REQUIRED TASK
Copy every line from the data below in which the string "Offr" can be found.

Data extracted from a collection
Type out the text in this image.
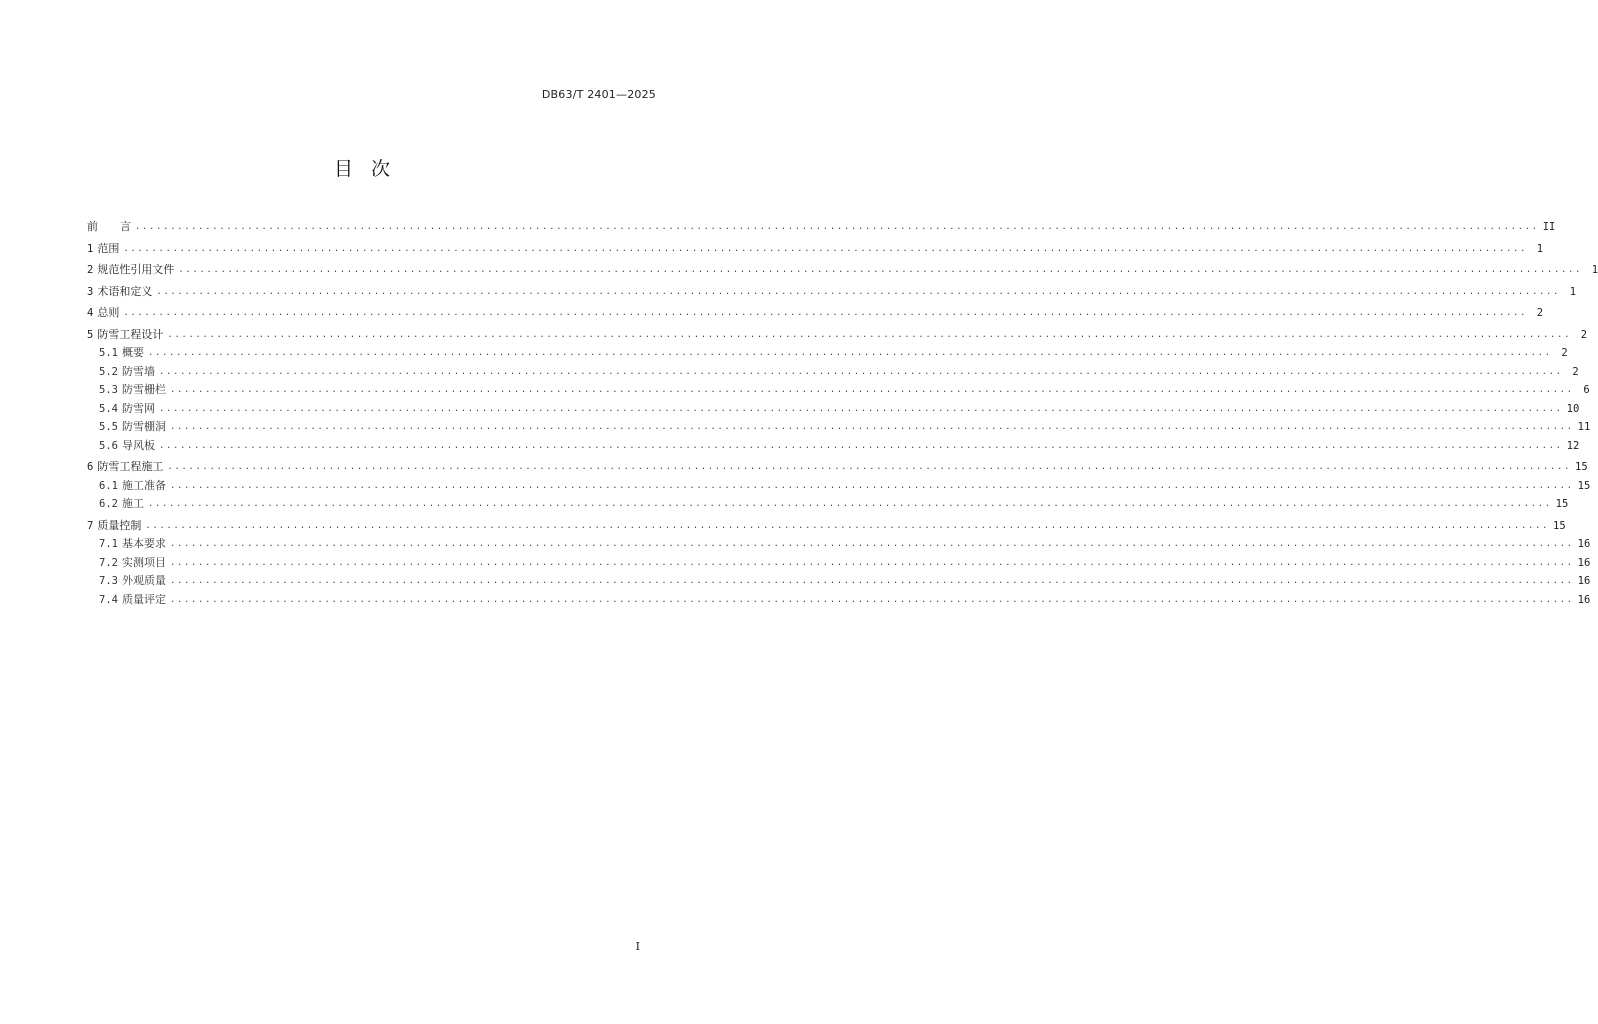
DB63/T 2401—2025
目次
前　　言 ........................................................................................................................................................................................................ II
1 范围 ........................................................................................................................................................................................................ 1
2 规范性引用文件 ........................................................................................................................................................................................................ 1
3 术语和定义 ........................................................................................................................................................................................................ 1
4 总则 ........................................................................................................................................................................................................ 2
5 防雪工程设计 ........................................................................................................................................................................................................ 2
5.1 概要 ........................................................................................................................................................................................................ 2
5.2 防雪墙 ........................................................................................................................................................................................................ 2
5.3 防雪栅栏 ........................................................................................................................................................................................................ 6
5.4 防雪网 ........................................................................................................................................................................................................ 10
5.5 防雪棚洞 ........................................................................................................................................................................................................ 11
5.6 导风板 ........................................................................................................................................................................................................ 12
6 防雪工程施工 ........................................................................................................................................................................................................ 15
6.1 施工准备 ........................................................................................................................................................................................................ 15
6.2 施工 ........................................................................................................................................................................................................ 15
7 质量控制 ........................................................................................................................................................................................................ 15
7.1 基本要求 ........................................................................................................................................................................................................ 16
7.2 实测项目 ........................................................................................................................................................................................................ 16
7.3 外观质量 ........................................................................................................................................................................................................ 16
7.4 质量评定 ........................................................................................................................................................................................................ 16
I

--

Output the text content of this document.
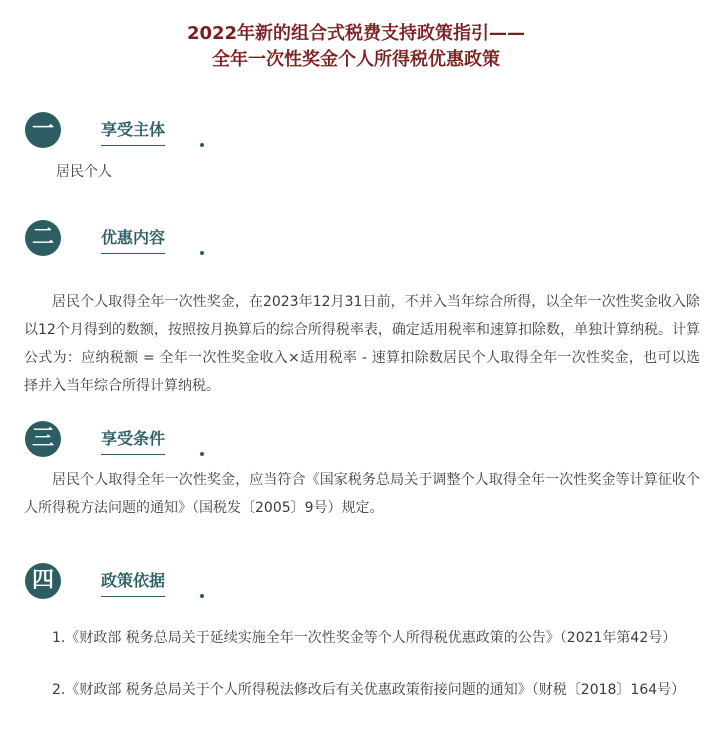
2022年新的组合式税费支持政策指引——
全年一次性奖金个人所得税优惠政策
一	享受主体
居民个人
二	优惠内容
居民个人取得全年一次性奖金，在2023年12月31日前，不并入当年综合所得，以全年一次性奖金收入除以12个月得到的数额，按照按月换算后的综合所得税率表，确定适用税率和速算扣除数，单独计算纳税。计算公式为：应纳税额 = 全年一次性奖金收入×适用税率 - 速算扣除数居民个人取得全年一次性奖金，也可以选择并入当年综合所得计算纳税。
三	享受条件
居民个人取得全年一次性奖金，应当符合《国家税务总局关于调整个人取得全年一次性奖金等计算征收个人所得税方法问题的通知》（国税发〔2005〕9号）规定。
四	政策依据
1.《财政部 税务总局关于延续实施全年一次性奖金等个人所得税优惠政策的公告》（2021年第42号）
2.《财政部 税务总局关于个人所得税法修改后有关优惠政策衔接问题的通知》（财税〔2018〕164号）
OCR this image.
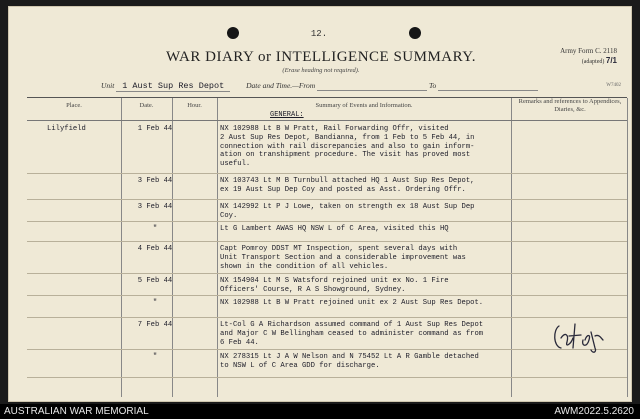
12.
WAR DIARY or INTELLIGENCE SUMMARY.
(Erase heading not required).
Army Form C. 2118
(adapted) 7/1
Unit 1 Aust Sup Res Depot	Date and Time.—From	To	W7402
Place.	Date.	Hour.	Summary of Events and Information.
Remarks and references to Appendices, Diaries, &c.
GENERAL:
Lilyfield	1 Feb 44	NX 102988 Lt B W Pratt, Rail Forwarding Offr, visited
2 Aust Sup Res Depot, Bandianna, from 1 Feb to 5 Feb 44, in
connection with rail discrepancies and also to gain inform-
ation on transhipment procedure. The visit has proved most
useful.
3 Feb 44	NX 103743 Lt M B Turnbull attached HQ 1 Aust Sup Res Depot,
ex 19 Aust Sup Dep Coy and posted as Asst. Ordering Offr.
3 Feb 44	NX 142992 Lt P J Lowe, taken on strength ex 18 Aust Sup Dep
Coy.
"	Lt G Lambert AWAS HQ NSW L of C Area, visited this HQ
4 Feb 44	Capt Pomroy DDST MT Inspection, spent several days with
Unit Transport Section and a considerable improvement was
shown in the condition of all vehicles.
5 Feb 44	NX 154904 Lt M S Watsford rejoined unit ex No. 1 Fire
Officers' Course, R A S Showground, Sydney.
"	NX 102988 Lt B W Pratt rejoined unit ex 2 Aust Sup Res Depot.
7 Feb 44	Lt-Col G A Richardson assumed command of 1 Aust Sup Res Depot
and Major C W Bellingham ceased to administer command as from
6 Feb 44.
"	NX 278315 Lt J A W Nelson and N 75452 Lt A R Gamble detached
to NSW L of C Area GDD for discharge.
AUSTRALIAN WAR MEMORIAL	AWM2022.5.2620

EXPECTED ANSWER
Lilyfield	1 Feb 44	NX 102988 Lt B W Pratt, Rail Forwarding Offr, visited
ex 19 Aust Sup Dep Coy and posted as Asst. Ordering Offr.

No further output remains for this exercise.